-- BEGIN Stored records --

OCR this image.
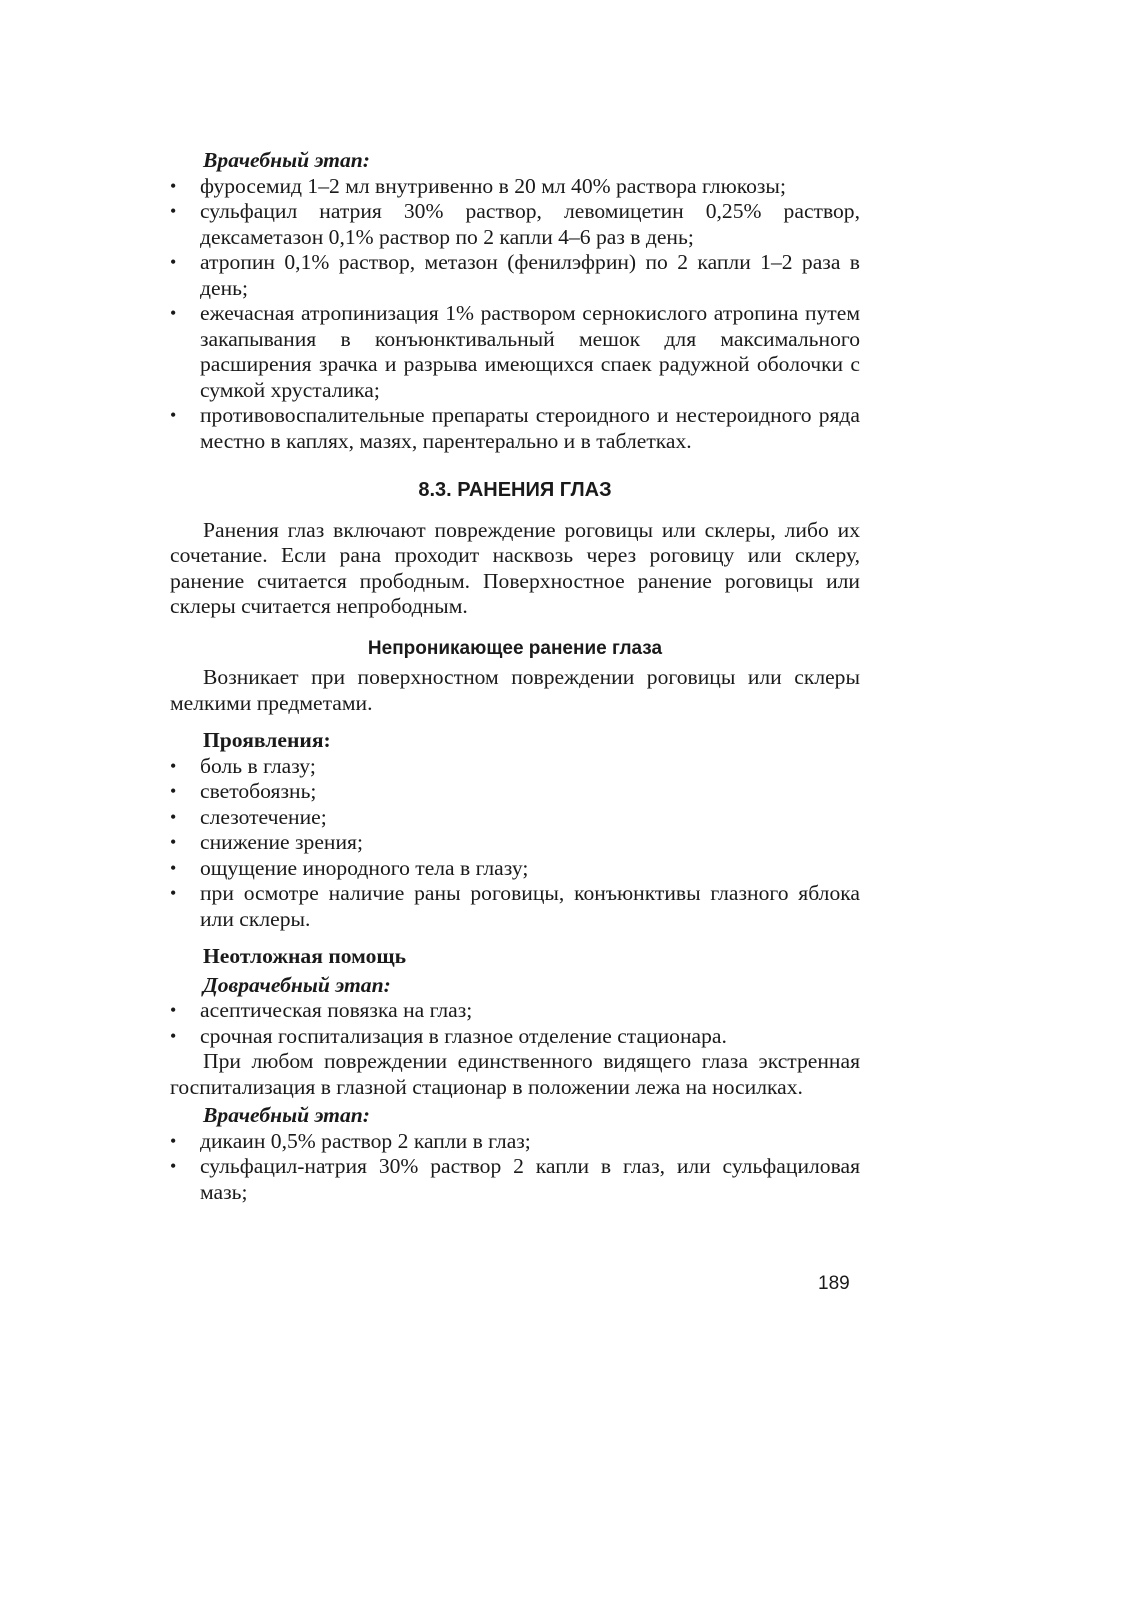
Врачебный этап:
• фуросемид 1–2 мл внутривенно в 20 мл 40% раствора глюкозы;
• сульфацил натрия 30% раствор, левомицетин 0,25% раствор, дексаметазон 0,1% раствор по 2 капли 4–6 раз в день;
• атропин 0,1% раствор, метазон (фенилэфрин) по 2 капли 1–2 раза в день;
• ежечасная атропинизация 1% раствором сернокислого атропина путем закапывания в конъюнктивальный мешок для максимального расширения зрачка и разрыва имеющихся спаек радужной оболочки с сумкой хрусталика;
• противовоспалительные препараты стероидного и нестероидного ряда местно в каплях, мазях, парентерально и в таблетках.
8.3. РАНЕНИЯ ГЛАЗ

Ранения глаз включают повреждение роговицы или склеры, либо их сочетание. Если рана проходит насквозь через роговицу или склеру, ранение считается прободным. Поверхностное ранение роговицы или склеры считается непрободным.

Непроникающее ранение глаза

Возникает при поверхностном повреждении роговицы или склеры мелкими предметами.

Проявления:
• боль в глазу;
• светобоязнь;
• слезотечение;
• снижение зрения;
• ощущение инородного тела в глазу;
• при осмотре наличие раны роговицы, конъюнктивы глазного яблока или склеры.
Неотложная помощь
Доврачебный этап:
• асептическая повязка на глаз;
• срочная госпитализация в глазное отделение стационара.

При любом повреждении единственного видящего глаза экстренная госпитализация в глазной стационар в положении лежа на носилках.

Врачебный этап:
• дикаин 0,5% раствор 2 капли в глаз;
• сульфацил-натрия 30% раствор 2 капли в глаз, или сульфациловая мазь;
189
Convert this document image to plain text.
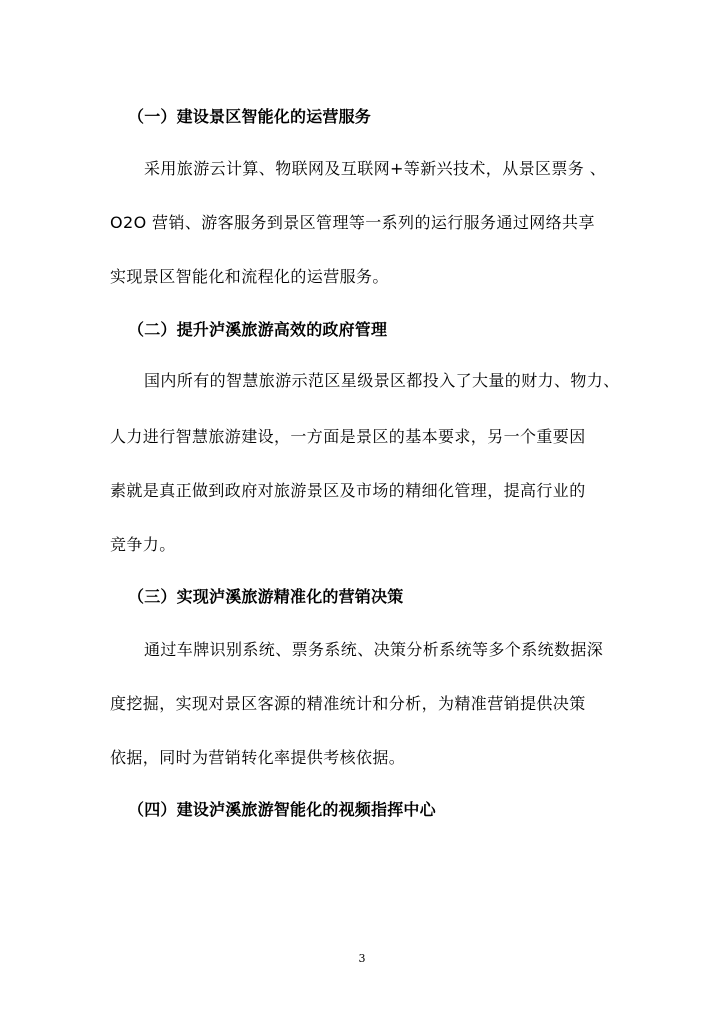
（一）建设景区智能化的运营服务
采用旅游云计算、物联网及互联网+等新兴技术，从景区票务 、
O2O 营销、游客服务到景区管理等一系列的运行服务通过网络共享
实现景区智能化和流程化的运营服务。
（二）提升泸溪旅游高效的政府管理
国内所有的智慧旅游示范区星级景区都投入了大量的财力、物力、
人力进行智慧旅游建设，一方面是景区的基本要求，另一个重要因
素就是真正做到政府对旅游景区及市场的精细化管理，提高行业的
竞争力。
（三）实现泸溪旅游精准化的营销决策
通过车牌识别系统、票务系统、决策分析系统等多个系统数据深
度挖掘，实现对景区客源的精准统计和分析，为精准营销提供决策
依据，同时为营销转化率提供考核依据。
（四）建设泸溪旅游智能化的视频指挥中心
3
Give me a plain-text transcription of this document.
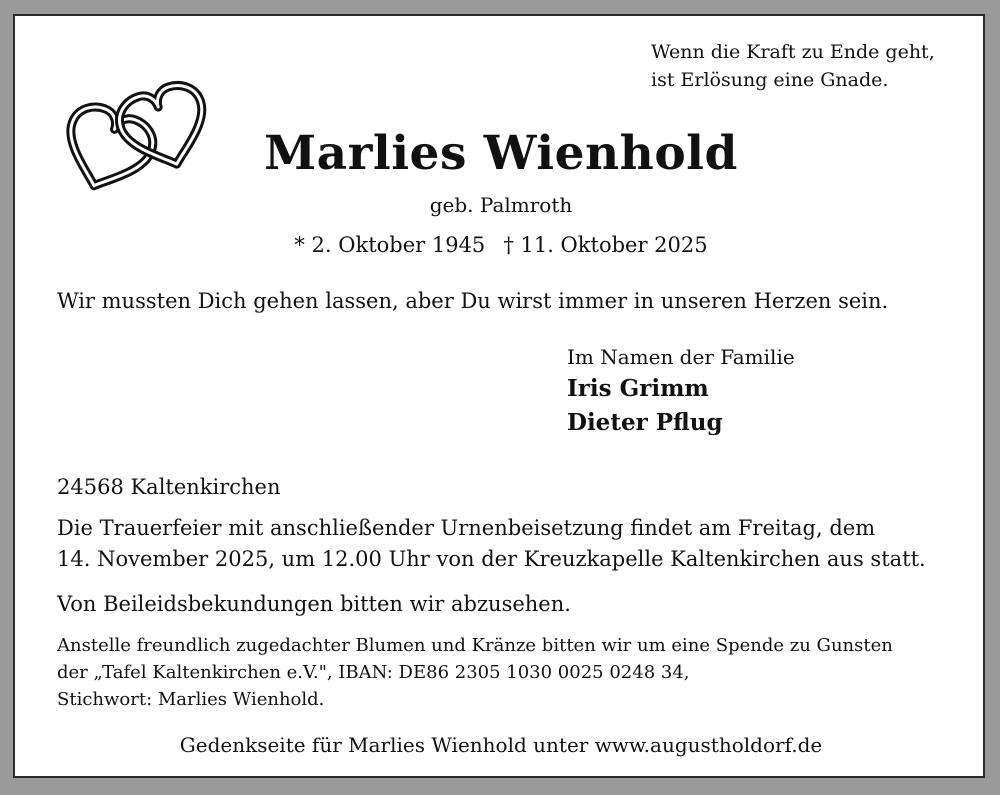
Wenn die Kraft zu Ende geht,
ist Erlösung eine Gnade.
Marlies Wienhold
geb. Palmroth
* 2. Oktober 1945 † 11. Oktober 2025
Wir mussten Dich gehen lassen, aber Du wirst immer in unseren Herzen sein.
Im Namen der Familie
Iris Grimm
Dieter Pflug
24568 Kaltenkirchen
Die Trauerfeier mit anschließender Urnenbeisetzung findet am Freitag, dem
14. November 2025, um 12.00 Uhr von der Kreuzkapelle Kaltenkirchen aus statt.
Von Beileidsbekundungen bitten wir abzusehen.
Anstelle freundlich zugedachter Blumen und Kränze bitten wir um eine Spende zu Gunsten
der „Tafel Kaltenkirchen e.V.", IBAN: DE86 2305 1030 0025 0248 34,
Stichwort: Marlies Wienhold.
Gedenkseite für Marlies Wienhold unter www.augustholdorf.de
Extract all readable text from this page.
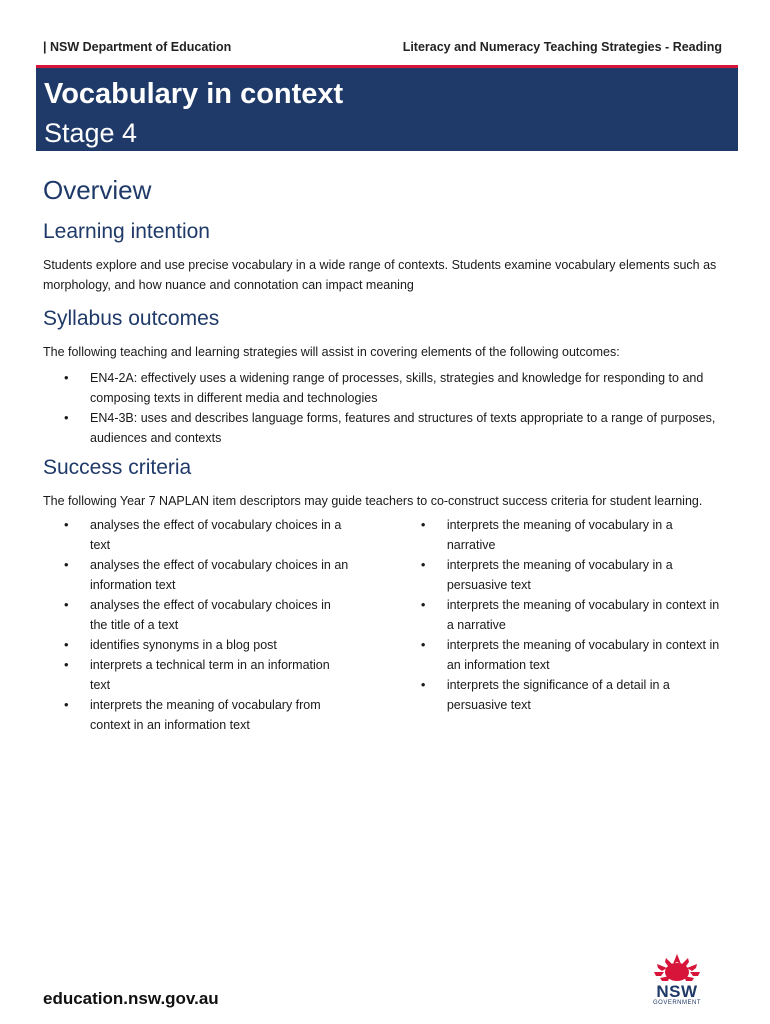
| NSW Department of Education	Literacy and Numeracy Teaching Strategies - Reading
Vocabulary in context
Stage 4
Overview
Learning intention

Students explore and use precise vocabulary in a wide range of contexts. Students examine vocabulary elements such as morphology, and how nuance and connotation can impact meaning

Syllabus outcomes

The following teaching and learning strategies will assist in covering elements of the following outcomes:

• EN4-2A: effectively uses a widening range of processes, skills, strategies and knowledge for responding to and composing texts in different media and technologies
• EN4-3B: uses and describes language forms, features and structures of texts appropriate to a range of purposes, audiences and contexts
Success criteria

The following Year 7 NAPLAN item descriptors may guide teachers to co-construct success criteria for student learning.

• analyses the effect of vocabulary choices in a text
• analyses the effect of vocabulary choices in an information text
• analyses the effect of vocabulary choices in the title of a text
• identifies synonyms in a blog post
• interprets a technical term in an information text
• interprets the meaning of vocabulary from context in an information text
• interprets the meaning of vocabulary in a narrative
• interprets the meaning of vocabulary in a persuasive text
• interprets the meaning of vocabulary in context in a narrative
• interprets the meaning of vocabulary in context in an information text
• interprets the significance of a detail in a persuasive text
education.nsw.gov.au	NSW
GOVERNMENT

-- END Stored records --

**Task directions:** Reproduce each record from above exactly; pictures do not belong in the copy.

**Written reply:**
OCR this image.
Врачебный этап:
• фуросемид 1–2 мл внутривенно в 20 мл 40% раствора глюкозы;
• сульфацил натрия 30% раствор, левомицетин 0,25% раствор, дексаметазон 0,1% раствор по 2 капли 4–6 раз в день;
• атропин 0,1% раствор, метазон (фенилэфрин) по 2 капли 1–2 раза в день;
• ежечасная атропинизация 1% раствором сернокислого атропина путем закапывания в конъюнктивальный мешок для максимального расширения зрачка и разрыва имеющихся спаек радужной оболочки с сумкой хрусталика;
• противовоспалительные препараты стероидного и нестероидного ряда местно в каплях, мазях, парентерально и в таблетках.
8.3. РАНЕНИЯ ГЛАЗ

Ранения глаз включают повреждение роговицы или склеры, либо их сочетание. Если рана проходит насквозь через роговицу или склеру, ранение считается прободным. Поверхностное ранение роговицы или склеры считается непрободным.

Непроникающее ранение глаза

Возникает при поверхностном повреждении роговицы или склеры мелкими предметами.

Проявления:
• боль в глазу;
• светобоязнь;
• слезотечение;
• снижение зрения;
• ощущение инородного тела в глазу;
• при осмотре наличие раны роговицы, конъюнктивы глазного яблока или склеры.
Неотложная помощь
Доврачебный этап:
• асептическая повязка на глаз;
• срочная госпитализация в глазное отделение стационара.

При любом повреждении единственного видящего глаза экстренная госпитализация в глазной стационар в положении лежа на носилках.

Врачебный этап:
• дикаин 0,5% раствор 2 капли в глаз;
• сульфацил-натрия 30% раствор 2 капли в глаз, или сульфациловая мазь;
189
Convert this document image to plain text.
（一）建设景区智能化的运营服务
采用旅游云计算、物联网及互联网+等新兴技术，从景区票务 、
O2O 营销、游客服务到景区管理等一系列的运行服务通过网络共享
实现景区智能化和流程化的运营服务。
（二）提升泸溪旅游高效的政府管理
国内所有的智慧旅游示范区星级景区都投入了大量的财力、物力、
人力进行智慧旅游建设，一方面是景区的基本要求，另一个重要因
素就是真正做到政府对旅游景区及市场的精细化管理，提高行业的
竞争力。
（三）实现泸溪旅游精准化的营销决策
通过车牌识别系统、票务系统、决策分析系统等多个系统数据深
度挖掘，实现对景区客源的精准统计和分析，为精准营销提供决策
依据，同时为营销转化率提供考核依据。
（四）建设泸溪旅游智能化的视频指挥中心
3
Give me a plain-text transcription of this document.
Wenn die Kraft zu Ende geht,
ist Erlösung eine Gnade.
Marlies Wienhold
geb. Palmroth
* 2. Oktober 1945 † 11. Oktober 2025
Wir mussten Dich gehen lassen, aber Du wirst immer in unseren Herzen sein.
Im Namen der Familie
Iris Grimm
Dieter Pflug
24568 Kaltenkirchen
Die Trauerfeier mit anschließender Urnenbeisetzung findet am Freitag, dem
14. November 2025, um 12.00 Uhr von der Kreuzkapelle Kaltenkirchen aus statt.
Von Beileidsbekundungen bitten wir abzusehen.
Anstelle freundlich zugedachter Blumen und Kränze bitten wir um eine Spende zu Gunsten
der „Tafel Kaltenkirchen e.V.", IBAN: DE86 2305 1030 0025 0248 34,
Stichwort: Marlies Wienhold.
Gedenkseite für Marlies Wienhold unter www.augustholdorf.de
Extract all readable text from this page.
| NSW Department of Education	Literacy and Numeracy Teaching Strategies - Reading
Vocabulary in context
Stage 4
Overview
Learning intention

Students explore and use precise vocabulary in a wide range of contexts. Students examine vocabulary elements such as morphology, and how nuance and connotation can impact meaning

Syllabus outcomes

The following teaching and learning strategies will assist in covering elements of the following outcomes:

• EN4-2A: effectively uses a widening range of processes, skills, strategies and knowledge for responding to and composing texts in different media and technologies
• EN4-3B: uses and describes language forms, features and structures of texts appropriate to a range of purposes, audiences and contexts
Success criteria

The following Year 7 NAPLAN item descriptors may guide teachers to co-construct success criteria for student learning.

• analyses the effect of vocabulary choices in a text
• analyses the effect of vocabulary choices in an information text
• analyses the effect of vocabulary choices in the title of a text
• identifies synonyms in a blog post
• interprets a technical term in an information text
• interprets the meaning of vocabulary from context in an information text
• interprets the meaning of vocabulary in a narrative
• interprets the meaning of vocabulary in a persuasive text
• interprets the meaning of vocabulary in context in a narrative
• interprets the meaning of vocabulary in context in an information text
• interprets the significance of a detail in a persuasive text
education.nsw.gov.au	NSW
GOVERNMENT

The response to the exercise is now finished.